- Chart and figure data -
#####

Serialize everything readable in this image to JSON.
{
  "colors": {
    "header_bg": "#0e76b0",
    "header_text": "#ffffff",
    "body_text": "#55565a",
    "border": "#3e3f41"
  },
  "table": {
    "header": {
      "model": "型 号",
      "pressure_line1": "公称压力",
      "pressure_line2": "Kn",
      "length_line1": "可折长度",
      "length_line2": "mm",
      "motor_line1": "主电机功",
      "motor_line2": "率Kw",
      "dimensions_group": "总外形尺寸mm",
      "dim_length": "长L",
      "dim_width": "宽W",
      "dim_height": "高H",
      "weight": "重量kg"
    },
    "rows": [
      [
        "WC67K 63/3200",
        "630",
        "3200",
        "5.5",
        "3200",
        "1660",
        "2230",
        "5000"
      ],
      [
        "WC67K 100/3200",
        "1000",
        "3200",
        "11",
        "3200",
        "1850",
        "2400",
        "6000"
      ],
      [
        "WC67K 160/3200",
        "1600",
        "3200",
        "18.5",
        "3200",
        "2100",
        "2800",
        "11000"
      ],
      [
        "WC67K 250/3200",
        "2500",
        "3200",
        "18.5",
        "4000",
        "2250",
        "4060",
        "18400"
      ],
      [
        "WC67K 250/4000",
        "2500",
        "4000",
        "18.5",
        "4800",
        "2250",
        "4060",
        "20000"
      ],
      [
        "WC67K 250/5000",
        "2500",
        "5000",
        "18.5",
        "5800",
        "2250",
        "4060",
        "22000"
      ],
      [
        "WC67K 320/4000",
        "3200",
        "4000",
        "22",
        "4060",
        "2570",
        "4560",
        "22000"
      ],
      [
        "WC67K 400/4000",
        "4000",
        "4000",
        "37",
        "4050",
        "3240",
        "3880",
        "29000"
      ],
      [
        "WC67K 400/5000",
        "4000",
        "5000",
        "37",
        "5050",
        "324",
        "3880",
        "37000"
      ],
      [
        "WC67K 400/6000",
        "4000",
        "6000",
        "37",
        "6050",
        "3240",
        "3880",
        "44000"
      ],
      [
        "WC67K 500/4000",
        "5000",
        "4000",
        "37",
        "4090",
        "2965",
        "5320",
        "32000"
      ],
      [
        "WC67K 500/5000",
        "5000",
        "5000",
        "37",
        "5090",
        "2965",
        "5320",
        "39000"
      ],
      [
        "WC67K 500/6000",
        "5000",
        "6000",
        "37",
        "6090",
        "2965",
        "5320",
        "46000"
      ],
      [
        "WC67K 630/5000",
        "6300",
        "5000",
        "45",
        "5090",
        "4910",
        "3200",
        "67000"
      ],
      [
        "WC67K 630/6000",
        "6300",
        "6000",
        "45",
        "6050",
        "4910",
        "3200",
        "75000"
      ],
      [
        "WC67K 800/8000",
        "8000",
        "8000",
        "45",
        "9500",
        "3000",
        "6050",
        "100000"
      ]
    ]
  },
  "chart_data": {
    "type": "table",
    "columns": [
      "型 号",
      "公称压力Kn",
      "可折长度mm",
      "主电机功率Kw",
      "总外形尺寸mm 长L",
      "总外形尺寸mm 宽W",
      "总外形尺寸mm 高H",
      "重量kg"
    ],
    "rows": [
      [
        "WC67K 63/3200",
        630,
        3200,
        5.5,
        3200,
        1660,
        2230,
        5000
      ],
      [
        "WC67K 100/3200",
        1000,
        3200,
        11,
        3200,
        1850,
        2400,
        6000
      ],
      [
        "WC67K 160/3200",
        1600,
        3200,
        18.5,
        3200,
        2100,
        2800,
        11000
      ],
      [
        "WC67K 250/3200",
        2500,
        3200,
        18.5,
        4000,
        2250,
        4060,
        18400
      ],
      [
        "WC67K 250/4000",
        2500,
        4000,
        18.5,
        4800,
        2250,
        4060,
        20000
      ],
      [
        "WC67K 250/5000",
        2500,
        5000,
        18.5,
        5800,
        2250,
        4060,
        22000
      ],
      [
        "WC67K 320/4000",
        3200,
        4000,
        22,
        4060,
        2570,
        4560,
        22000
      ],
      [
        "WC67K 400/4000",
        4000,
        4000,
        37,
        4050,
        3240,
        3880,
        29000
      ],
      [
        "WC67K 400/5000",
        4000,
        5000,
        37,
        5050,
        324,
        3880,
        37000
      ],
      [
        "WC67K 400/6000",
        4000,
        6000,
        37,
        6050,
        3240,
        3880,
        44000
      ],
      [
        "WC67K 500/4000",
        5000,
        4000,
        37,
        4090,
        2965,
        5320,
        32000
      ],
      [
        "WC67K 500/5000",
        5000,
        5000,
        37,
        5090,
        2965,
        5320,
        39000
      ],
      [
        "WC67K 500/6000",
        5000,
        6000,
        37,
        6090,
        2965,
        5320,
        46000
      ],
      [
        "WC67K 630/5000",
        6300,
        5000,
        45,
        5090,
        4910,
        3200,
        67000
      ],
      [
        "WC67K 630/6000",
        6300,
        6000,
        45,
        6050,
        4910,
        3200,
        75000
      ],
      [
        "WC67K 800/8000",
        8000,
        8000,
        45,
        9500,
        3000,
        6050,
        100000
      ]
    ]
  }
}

#####

Each record above should be repeated exactly as it appears.

Serialize everything readable in this image to JSON.
{
  "colors": {
    "header_bg": "#0e76b0",
    "header_text": "#ffffff",
    "body_text": "#55565a",
    "border": "#3e3f41"
  },
  "table": {
    "header": {
      "model": "型 号",
      "pressure_line1": "公称压力",
      "pressure_line2": "Kn",
      "length_line1": "可折长度",
      "length_line2": "mm",
      "motor_line1": "主电机功",
      "motor_line2": "率Kw",
      "dimensions_group": "总外形尺寸mm",
      "dim_length": "长L",
      "dim_width": "宽W",
      "dim_height": "高H",
      "weight": "重量kg"
    },
    "rows": [
      [
        "WC67K 63/3200",
        "630",
        "3200",
        "5.5",
        "3200",
        "1660",
        "2230",
        "5000"
      ],
      [
        "WC67K 100/3200",
        "1000",
        "3200",
        "11",
        "3200",
        "1850",
        "2400",
        "6000"
      ],
      [
        "WC67K 160/3200",
        "1600",
        "3200",
        "18.5",
        "3200",
        "2100",
        "2800",
        "11000"
      ],
      [
        "WC67K 250/3200",
        "2500",
        "3200",
        "18.5",
        "4000",
        "2250",
        "4060",
        "18400"
      ],
      [
        "WC67K 250/4000",
        "2500",
        "4000",
        "18.5",
        "4800",
        "2250",
        "4060",
        "20000"
      ],
      [
        "WC67K 250/5000",
        "2500",
        "5000",
        "18.5",
        "5800",
        "2250",
        "4060",
        "22000"
      ],
      [
        "WC67K 320/4000",
        "3200",
        "4000",
        "22",
        "4060",
        "2570",
        "4560",
        "22000"
      ],
      [
        "WC67K 400/4000",
        "4000",
        "4000",
        "37",
        "4050",
        "3240",
        "3880",
        "29000"
      ],
      [
        "WC67K 400/5000",
        "4000",
        "5000",
        "37",
        "5050",
        "324",
        "3880",
        "37000"
      ],
      [
        "WC67K 400/6000",
        "4000",
        "6000",
        "37",
        "6050",
        "3240",
        "3880",
        "44000"
      ],
      [
        "WC67K 500/4000",
        "5000",
        "4000",
        "37",
        "4090",
        "2965",
        "5320",
        "32000"
      ],
      [
        "WC67K 500/5000",
        "5000",
        "5000",
        "37",
        "5090",
        "2965",
        "5320",
        "39000"
      ],
      [
        "WC67K 500/6000",
        "5000",
        "6000",
        "37",
        "6090",
        "2965",
        "5320",
        "46000"
      ],
      [
        "WC67K 630/5000",
        "6300",
        "5000",
        "45",
        "5090",
        "4910",
        "3200",
        "67000"
      ],
      [
        "WC67K 630/6000",
        "6300",
        "6000",
        "45",
        "6050",
        "4910",
        "3200",
        "75000"
      ],
      [
        "WC67K 800/8000",
        "8000",
        "8000",
        "45",
        "9500",
        "3000",
        "6050",
        "100000"
      ]
    ]
  },
  "chart_data": {
    "type": "table",
    "columns": [
      "型 号",
      "公称压力Kn",
      "可折长度mm",
      "主电机功率Kw",
      "总外形尺寸mm 长L",
      "总外形尺寸mm 宽W",
      "总外形尺寸mm 高H",
      "重量kg"
    ],
    "rows": [
      [
        "WC67K 63/3200",
        630,
        3200,
        5.5,
        3200,
        1660,
        2230,
        5000
      ],
      [
        "WC67K 100/3200",
        1000,
        3200,
        11,
        3200,
        1850,
        2400,
        6000
      ],
      [
        "WC67K 160/3200",
        1600,
        3200,
        18.5,
        3200,
        2100,
        2800,
        11000
      ],
      [
        "WC67K 250/3200",
        2500,
        3200,
        18.5,
        4000,
        2250,
        4060,
        18400
      ],
      [
        "WC67K 250/4000",
        2500,
        4000,
        18.5,
        4800,
        2250,
        4060,
        20000
      ],
      [
        "WC67K 250/5000",
        2500,
        5000,
        18.5,
        5800,
        2250,
        4060,
        22000
      ],
      [
        "WC67K 320/4000",
        3200,
        4000,
        22,
        4060,
        2570,
        4560,
        22000
      ],
      [
        "WC67K 400/4000",
        4000,
        4000,
        37,
        4050,
        3240,
        3880,
        29000
      ],
      [
        "WC67K 400/5000",
        4000,
        5000,
        37,
        5050,
        324,
        3880,
        37000
      ],
      [
        "WC67K 400/6000",
        4000,
        6000,
        37,
        6050,
        3240,
        3880,
        44000
      ],
      [
        "WC67K 500/4000",
        5000,
        4000,
        37,
        4090,
        2965,
        5320,
        32000
      ],
      [
        "WC67K 500/5000",
        5000,
        5000,
        37,
        5090,
        2965,
        5320,
        39000
      ],
      [
        "WC67K 500/6000",
        5000,
        6000,
        37,
        6090,
        2965,
        5320,
        46000
      ],
      [
        "WC67K 630/5000",
        6300,
        5000,
        45,
        5090,
        4910,
        3200,
        67000
      ],
      [
        "WC67K 630/6000",
        6300,
        6000,
        45,
        6050,
        4910,
        3200,
        75000
      ],
      [
        "WC67K 800/8000",
        8000,
        8000,
        45,
        9500,
        3000,
        6050,
        100000
      ]
    ]
  }
}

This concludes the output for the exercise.